Data records:
···

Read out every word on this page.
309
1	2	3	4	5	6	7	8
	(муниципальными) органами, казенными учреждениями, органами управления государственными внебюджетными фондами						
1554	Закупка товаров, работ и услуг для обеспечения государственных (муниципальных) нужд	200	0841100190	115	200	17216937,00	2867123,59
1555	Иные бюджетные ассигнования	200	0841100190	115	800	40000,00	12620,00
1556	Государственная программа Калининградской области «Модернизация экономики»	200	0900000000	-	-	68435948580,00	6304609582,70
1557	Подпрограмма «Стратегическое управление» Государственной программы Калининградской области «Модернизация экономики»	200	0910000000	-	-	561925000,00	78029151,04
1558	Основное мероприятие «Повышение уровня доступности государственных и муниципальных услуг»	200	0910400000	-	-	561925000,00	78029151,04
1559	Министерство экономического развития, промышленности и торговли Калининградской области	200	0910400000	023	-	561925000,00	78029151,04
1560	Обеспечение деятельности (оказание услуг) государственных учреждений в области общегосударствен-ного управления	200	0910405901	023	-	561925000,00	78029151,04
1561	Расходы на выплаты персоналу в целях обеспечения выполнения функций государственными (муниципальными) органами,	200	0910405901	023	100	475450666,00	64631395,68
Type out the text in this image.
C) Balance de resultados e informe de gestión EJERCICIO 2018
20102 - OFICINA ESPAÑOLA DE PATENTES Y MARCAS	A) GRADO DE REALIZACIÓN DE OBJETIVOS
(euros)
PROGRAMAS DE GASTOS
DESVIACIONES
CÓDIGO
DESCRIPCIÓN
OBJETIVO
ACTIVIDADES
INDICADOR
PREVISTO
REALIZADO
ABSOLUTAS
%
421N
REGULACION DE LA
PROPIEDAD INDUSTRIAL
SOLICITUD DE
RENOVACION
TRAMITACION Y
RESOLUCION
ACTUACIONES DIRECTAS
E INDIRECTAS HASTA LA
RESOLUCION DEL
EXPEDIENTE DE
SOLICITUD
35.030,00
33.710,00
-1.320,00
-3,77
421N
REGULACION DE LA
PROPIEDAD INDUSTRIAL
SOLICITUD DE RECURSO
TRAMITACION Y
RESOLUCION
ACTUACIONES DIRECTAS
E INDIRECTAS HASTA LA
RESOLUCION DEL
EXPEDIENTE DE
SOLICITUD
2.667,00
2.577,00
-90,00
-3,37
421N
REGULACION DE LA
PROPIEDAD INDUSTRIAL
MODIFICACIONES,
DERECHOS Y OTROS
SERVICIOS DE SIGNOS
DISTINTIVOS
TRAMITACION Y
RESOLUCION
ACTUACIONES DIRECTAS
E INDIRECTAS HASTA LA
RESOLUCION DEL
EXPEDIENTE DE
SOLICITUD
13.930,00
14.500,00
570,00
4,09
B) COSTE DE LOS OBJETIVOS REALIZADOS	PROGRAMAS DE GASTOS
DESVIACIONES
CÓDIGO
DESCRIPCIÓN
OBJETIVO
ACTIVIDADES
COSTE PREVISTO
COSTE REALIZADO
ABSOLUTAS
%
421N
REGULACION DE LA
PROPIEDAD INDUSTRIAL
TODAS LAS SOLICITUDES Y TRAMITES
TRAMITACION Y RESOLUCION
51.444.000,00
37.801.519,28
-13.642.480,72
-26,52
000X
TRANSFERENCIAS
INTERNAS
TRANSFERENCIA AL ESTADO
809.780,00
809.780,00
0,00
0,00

···

WHAT TO PRODUCE →
Transcribe each record exactly. Leave nothing out.

THE REPLY →
Read out every word on this page.
309
1	2	3	4	5	6	7	8
	(муниципальными) органами, казенными учреждениями, органами управления государственными внебюджетными фондами						
1554	Закупка товаров, работ и услуг для обеспечения государственных (муниципальных) нужд	200	0841100190	115	200	17216937,00	2867123,59
1555	Иные бюджетные ассигнования	200	0841100190	115	800	40000,00	12620,00
1556	Государственная программа Калининградской области «Модернизация экономики»	200	0900000000	-	-	68435948580,00	6304609582,70
1557	Подпрограмма «Стратегическое управление» Государственной программы Калининградской области «Модернизация экономики»	200	0910000000	-	-	561925000,00	78029151,04
1558	Основное мероприятие «Повышение уровня доступности государственных и муниципальных услуг»	200	0910400000	-	-	561925000,00	78029151,04
1559	Министерство экономического развития, промышленности и торговли Калининградской области	200	0910400000	023	-	561925000,00	78029151,04
1560	Обеспечение деятельности (оказание услуг) государственных учреждений в области общегосударствен-ного управления	200	0910405901	023	-	561925000,00	78029151,04
1561	Расходы на выплаты персоналу в целях обеспечения выполнения функций государственными (муниципальными) органами,	200	0910405901	023	100	475450666,00	64631395,68
Type out the text in this image.
C) Balance de resultados e informe de gestión EJERCICIO 2018
20102 - OFICINA ESPAÑOLA DE PATENTES Y MARCAS	A) GRADO DE REALIZACIÓN DE OBJETIVOS
(euros)
PROGRAMAS DE GASTOS
DESVIACIONES
CÓDIGO
DESCRIPCIÓN
OBJETIVO
ACTIVIDADES
INDICADOR
PREVISTO
REALIZADO
ABSOLUTAS
%
421N
REGULACION DE LA
PROPIEDAD INDUSTRIAL
SOLICITUD DE
RENOVACION
TRAMITACION Y
RESOLUCION
ACTUACIONES DIRECTAS
E INDIRECTAS HASTA LA
RESOLUCION DEL
EXPEDIENTE DE
SOLICITUD
35.030,00
33.710,00
-1.320,00
-3,77
421N
REGULACION DE LA
PROPIEDAD INDUSTRIAL
SOLICITUD DE RECURSO
TRAMITACION Y
RESOLUCION
ACTUACIONES DIRECTAS
E INDIRECTAS HASTA LA
RESOLUCION DEL
EXPEDIENTE DE
SOLICITUD
2.667,00
2.577,00
-90,00
-3,37
421N
REGULACION DE LA
PROPIEDAD INDUSTRIAL
MODIFICACIONES,
DERECHOS Y OTROS
SERVICIOS DE SIGNOS
DISTINTIVOS
TRAMITACION Y
RESOLUCION
ACTUACIONES DIRECTAS
E INDIRECTAS HASTA LA
RESOLUCION DEL
EXPEDIENTE DE
SOLICITUD
13.930,00
14.500,00
570,00
4,09
B) COSTE DE LOS OBJETIVOS REALIZADOS	PROGRAMAS DE GASTOS
DESVIACIONES
CÓDIGO
DESCRIPCIÓN
OBJETIVO
ACTIVIDADES
COSTE PREVISTO
COSTE REALIZADO
ABSOLUTAS
%
421N
REGULACION DE LA
PROPIEDAD INDUSTRIAL
TODAS LAS SOLICITUDES Y TRAMITES
TRAMITACION Y RESOLUCION
51.444.000,00
37.801.519,28
-13.642.480,72
-26,52
000X
TRANSFERENCIAS
INTERNAS
TRANSFERENCIA AL ESTADO
809.780,00
809.780,00
0,00
0,00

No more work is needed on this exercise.